GIVEN REQUEST 1:
In the listing below, copy the lines between the one holding "Output 77 of" and the one holding "y2-tick-label: 1000.0: [511, 399, 543, 411]", inclusive, and leave the pictures out of your copy.

── EXTRACT ──

# Guys, i won the last month's(March) caption challenge!



## aku (Apr 8, 2008)

Hey guys, just got my copy of digit, and i'm really surprised and happy to see that i won the last month's beat that caption challenge!
I usually never take part any any competitions like this but last month, and this is my 1st try, i dun know what compelled me to drop in my mail... but i guess now on, I'll try to take part in competitions like this.

Btw. I'm not wrong, I was in the loo while i was reading the mag and i mailed the  caption through the mobile gmail app...


----------



## narangz (Apr 8, 2008)

Congrats


----------



## ray|raven (Apr 8, 2008)

Gratz. What'd you get?


----------



## aku (Apr 8, 2008)

thanks mate.

i still haven't got anything.. but looking forward to getting something...


----------



## Faun (Apr 8, 2008)

congrats


----------



## MetalheadGautham (Apr 8, 2008)

aku said:


> I was in the loo while i was reading the mag and i mailed the  caption through the mobile gmail app...


glad to know yet another loo multitasker has won a prize


----------



## ray|raven (Apr 8, 2008)

^Lolz.


----------



## The Conqueror (Apr 8, 2008)

WOW ! Congrats


----------



## aku (Apr 8, 2008)

thanks mates...
btw. who els did win while multitasking from the loo?


----------



## ?doubtfire? (Apr 8, 2008)

Congrats aku


----------



## victor_rambo (Apr 8, 2008)

Congo........btw what is the prize you got?(sorry but I don't buy digit!)


----------



## Vishal Gupta (Apr 8, 2008)

Congratulations.


----------



## ancientrites (Apr 8, 2008)

congrats for what ever you have won


----------



## aku (Apr 8, 2008)

thanking ya all... 
i still haven't got anything, but most probably they'll be sending me a book.


----------



## DigitalDude (Apr 8, 2008)

Family Guy said:


> Big deal
> Go bare your ass and rejoice.


way to be a moron



_


----------



## utsav (Apr 8, 2008)

^^ ??


----------



## hullap (May 23, 2008)

congo dude


----------



## Pat (May 23, 2008)

Bumping a 50 days old thread ? or you want to know what he won


----------



## Pathik (May 23, 2008)

───
── RECORD EXCERPTS ──

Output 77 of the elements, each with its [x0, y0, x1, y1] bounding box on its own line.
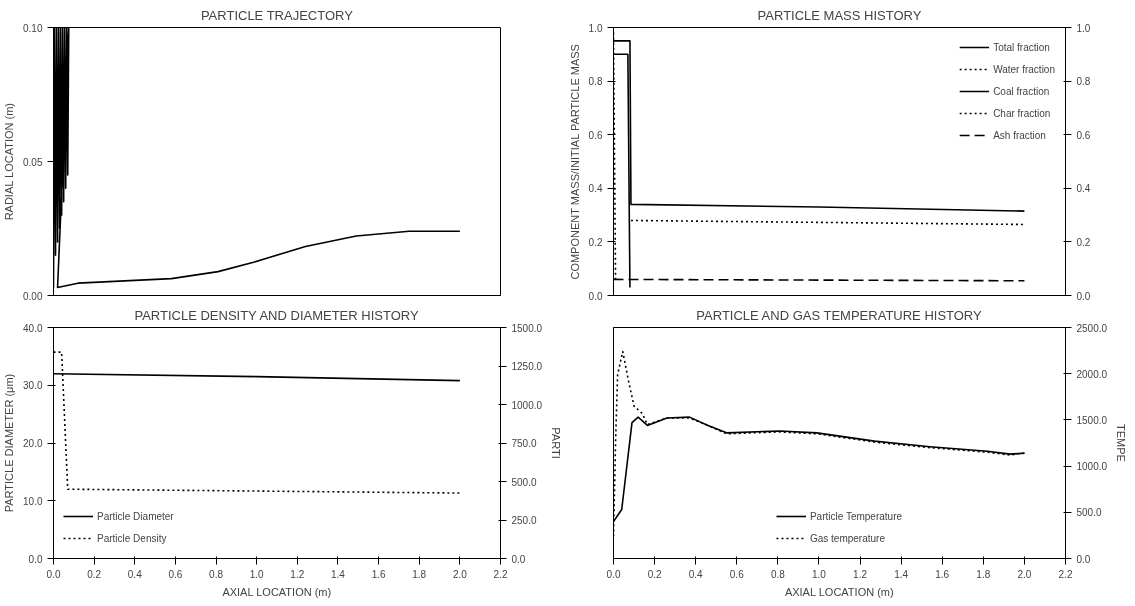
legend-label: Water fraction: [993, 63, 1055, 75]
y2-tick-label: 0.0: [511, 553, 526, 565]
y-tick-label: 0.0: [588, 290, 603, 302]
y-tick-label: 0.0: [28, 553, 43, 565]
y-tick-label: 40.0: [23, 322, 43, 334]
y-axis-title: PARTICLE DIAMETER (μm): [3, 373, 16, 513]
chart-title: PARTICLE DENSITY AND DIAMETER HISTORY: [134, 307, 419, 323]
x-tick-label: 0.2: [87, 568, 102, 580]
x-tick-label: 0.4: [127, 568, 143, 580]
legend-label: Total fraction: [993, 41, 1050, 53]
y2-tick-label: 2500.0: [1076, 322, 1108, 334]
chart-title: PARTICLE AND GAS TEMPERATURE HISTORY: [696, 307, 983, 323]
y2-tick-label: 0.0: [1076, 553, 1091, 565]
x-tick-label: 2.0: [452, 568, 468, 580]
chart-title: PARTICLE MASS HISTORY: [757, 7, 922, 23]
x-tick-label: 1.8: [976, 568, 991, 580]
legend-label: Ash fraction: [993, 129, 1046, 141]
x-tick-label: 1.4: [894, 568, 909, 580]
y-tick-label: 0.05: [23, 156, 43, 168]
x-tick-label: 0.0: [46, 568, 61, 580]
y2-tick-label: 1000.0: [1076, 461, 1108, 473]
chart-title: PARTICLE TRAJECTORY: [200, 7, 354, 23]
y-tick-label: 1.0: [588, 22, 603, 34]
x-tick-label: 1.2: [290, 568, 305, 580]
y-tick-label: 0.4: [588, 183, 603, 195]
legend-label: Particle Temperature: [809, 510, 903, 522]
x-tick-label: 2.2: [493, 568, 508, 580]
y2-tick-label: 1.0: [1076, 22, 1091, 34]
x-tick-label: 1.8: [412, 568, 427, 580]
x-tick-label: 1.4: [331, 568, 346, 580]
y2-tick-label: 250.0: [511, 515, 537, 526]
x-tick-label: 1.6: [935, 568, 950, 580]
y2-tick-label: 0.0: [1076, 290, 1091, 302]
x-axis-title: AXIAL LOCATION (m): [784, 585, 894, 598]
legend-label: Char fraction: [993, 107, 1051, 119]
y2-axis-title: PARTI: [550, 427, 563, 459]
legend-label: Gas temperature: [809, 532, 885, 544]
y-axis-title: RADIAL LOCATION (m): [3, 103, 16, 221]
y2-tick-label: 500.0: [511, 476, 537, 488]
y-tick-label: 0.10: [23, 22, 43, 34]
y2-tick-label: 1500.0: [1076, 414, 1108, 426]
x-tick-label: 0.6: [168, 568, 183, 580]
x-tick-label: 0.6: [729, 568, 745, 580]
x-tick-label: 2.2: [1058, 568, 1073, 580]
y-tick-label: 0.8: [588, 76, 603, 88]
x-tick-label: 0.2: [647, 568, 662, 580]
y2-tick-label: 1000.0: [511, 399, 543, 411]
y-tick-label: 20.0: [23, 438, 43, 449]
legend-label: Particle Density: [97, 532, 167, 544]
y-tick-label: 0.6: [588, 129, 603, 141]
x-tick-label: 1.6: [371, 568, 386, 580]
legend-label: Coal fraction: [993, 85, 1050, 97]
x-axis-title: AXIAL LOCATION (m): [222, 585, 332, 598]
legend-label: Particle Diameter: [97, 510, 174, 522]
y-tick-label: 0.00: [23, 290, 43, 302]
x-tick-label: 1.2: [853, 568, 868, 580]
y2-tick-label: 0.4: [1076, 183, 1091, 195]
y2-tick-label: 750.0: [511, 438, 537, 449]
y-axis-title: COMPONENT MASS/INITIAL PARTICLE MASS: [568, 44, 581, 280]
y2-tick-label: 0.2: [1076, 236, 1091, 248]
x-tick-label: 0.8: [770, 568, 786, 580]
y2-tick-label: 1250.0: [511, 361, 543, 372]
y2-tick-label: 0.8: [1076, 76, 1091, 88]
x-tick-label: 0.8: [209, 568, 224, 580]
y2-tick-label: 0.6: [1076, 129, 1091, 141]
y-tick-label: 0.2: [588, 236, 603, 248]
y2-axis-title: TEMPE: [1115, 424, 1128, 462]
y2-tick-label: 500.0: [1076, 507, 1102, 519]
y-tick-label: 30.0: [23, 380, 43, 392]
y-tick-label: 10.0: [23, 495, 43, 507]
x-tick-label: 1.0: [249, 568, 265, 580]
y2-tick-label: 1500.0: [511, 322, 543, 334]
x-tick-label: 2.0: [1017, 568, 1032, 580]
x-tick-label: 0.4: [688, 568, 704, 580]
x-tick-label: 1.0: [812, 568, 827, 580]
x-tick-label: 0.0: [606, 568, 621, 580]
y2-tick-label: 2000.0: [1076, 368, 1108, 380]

───
── RECORD EXCERPTS ──

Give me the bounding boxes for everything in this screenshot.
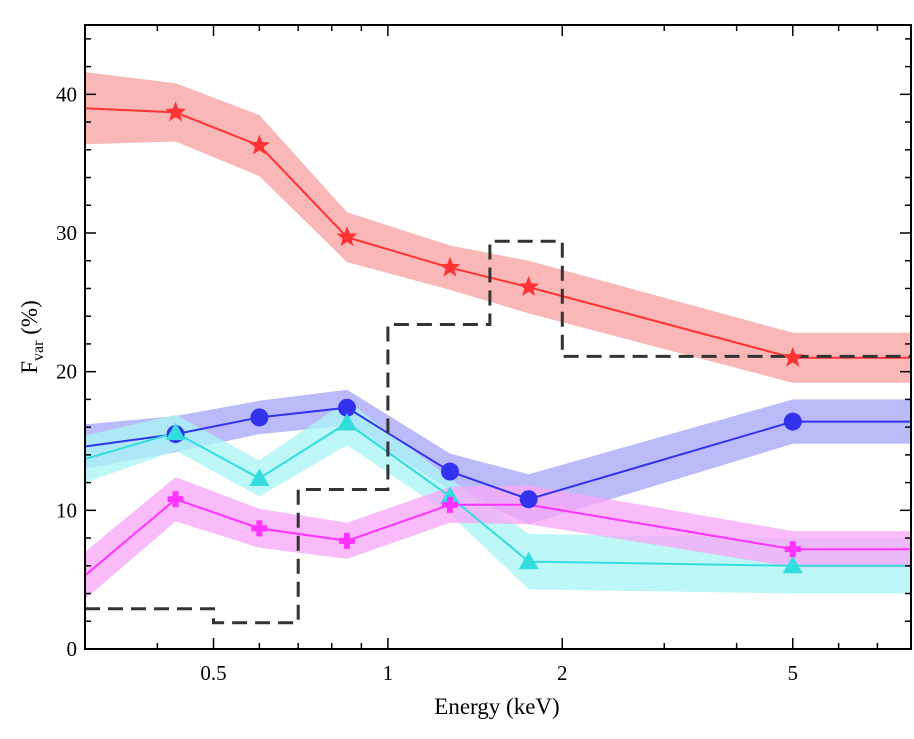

───

GIVEN REQUEST 2:
Continue the forum thread about winning the caption challenge from where it stops.

OUTPUT 1:
Output 77 of the elements, each with its [x0, y0, x1, y1] bounding box on its own line.
legend-label: Water fraction: [993, 63, 1055, 75]
y2-tick-label: 0.0: [511, 553, 526, 565]
y-tick-label: 0.0: [588, 290, 603, 302]
y-tick-label: 0.0: [28, 553, 43, 565]
y-tick-label: 40.0: [23, 322, 43, 334]
y-axis-title: PARTICLE DIAMETER (μm): [3, 373, 16, 513]
chart-title: PARTICLE DENSITY AND DIAMETER HISTORY: [134, 307, 419, 323]
x-tick-label: 0.2: [87, 568, 102, 580]
x-tick-label: 0.4: [127, 568, 143, 580]
legend-label: Total fraction: [993, 41, 1050, 53]
y2-tick-label: 2500.0: [1076, 322, 1108, 334]
chart-title: PARTICLE AND GAS TEMPERATURE HISTORY: [696, 307, 983, 323]
y2-tick-label: 0.0: [1076, 553, 1091, 565]
x-tick-label: 2.0: [452, 568, 468, 580]
chart-title: PARTICLE MASS HISTORY: [757, 7, 922, 23]
x-tick-label: 1.8: [976, 568, 991, 580]
legend-label: Ash fraction: [993, 129, 1046, 141]
x-tick-label: 1.4: [894, 568, 909, 580]
y-tick-label: 0.05: [23, 156, 43, 168]
x-tick-label: 0.0: [46, 568, 61, 580]
y2-tick-label: 1000.0: [1076, 461, 1108, 473]
chart-title: PARTICLE TRAJECTORY: [200, 7, 354, 23]
y-tick-label: 1.0: [588, 22, 603, 34]
x-tick-label: 1.2: [290, 568, 305, 580]
y-tick-label: 0.4: [588, 183, 603, 195]
legend-label: Particle Temperature: [809, 510, 903, 522]
x-tick-label: 2.2: [493, 568, 508, 580]
y2-tick-label: 1.0: [1076, 22, 1091, 34]
x-tick-label: 1.8: [412, 568, 427, 580]
x-tick-label: 1.4: [331, 568, 346, 580]
y2-tick-label: 250.0: [511, 515, 537, 526]
x-tick-label: 1.6: [935, 568, 950, 580]
y2-tick-label: 0.0: [1076, 290, 1091, 302]
x-axis-title: AXIAL LOCATION (m): [784, 585, 894, 598]
legend-label: Char fraction: [993, 107, 1051, 119]
y2-axis-title: PARTI: [550, 427, 563, 459]
legend-label: Gas temperature: [809, 532, 885, 544]
y-axis-title: RADIAL LOCATION (m): [3, 103, 16, 221]
y2-tick-label: 500.0: [511, 476, 537, 488]
y-tick-label: 0.10: [23, 22, 43, 34]
y2-tick-label: 1500.0: [1076, 414, 1108, 426]
x-tick-label: 0.6: [168, 568, 183, 580]
x-tick-label: 0.6: [729, 568, 745, 580]
x-tick-label: 2.2: [1058, 568, 1073, 580]
y-tick-label: 0.8: [588, 76, 603, 88]
x-tick-label: 0.2: [647, 568, 662, 580]
y2-tick-label: 1000.0: [511, 399, 543, 411]

OUTPUT 2:
Yea hullap u n00b, stop bumping old threads.


----------



## MetalheadGautham (May 24, 2008)

hullap said:


> congo dude


response delayed by 50 days.

get a life.


----------



## hullap (May 24, 2008)

Pat said:


> Bumping a 50 days old thread ? or you want to know what he won


omg, now if ppl at irc (G__') post old threads
how do i know its on the 2nd or 3rd page


----------



## Pathik (May 24, 2008)

Who is G_'? Never heard of him. Dont make excuses


----------



## hullap (May 24, 2008)

next time you come to IRC, ill show u


----------



## Garbage (May 24, 2008)

Pathik said:


> Who is G_'? Never heard of him. Dont make excuses


G_` is an un-authorized user of hullap's IRC


----------



## The_Devil_Himself (May 24, 2008)

dont blame G_',its just a IRC legend,not for real.


----------



## Garbage (May 24, 2008)

hullap said:


> omg, now if ppl at irc (G__') post old threads
> how do i know its on the 2nd or 3rd page


You can reply with *"omg... my cat typed that !!!"*


----------



## Pathik (May 24, 2008)

Yep that would have been better.
Grow up kid. Dont make imaginary IRC friends.


----------



## shantanu (Jun 2, 2008)

family guy sent on vacation with his family for hostile activities and multiple homicide


----------



## Pathik (Jun 2, 2008)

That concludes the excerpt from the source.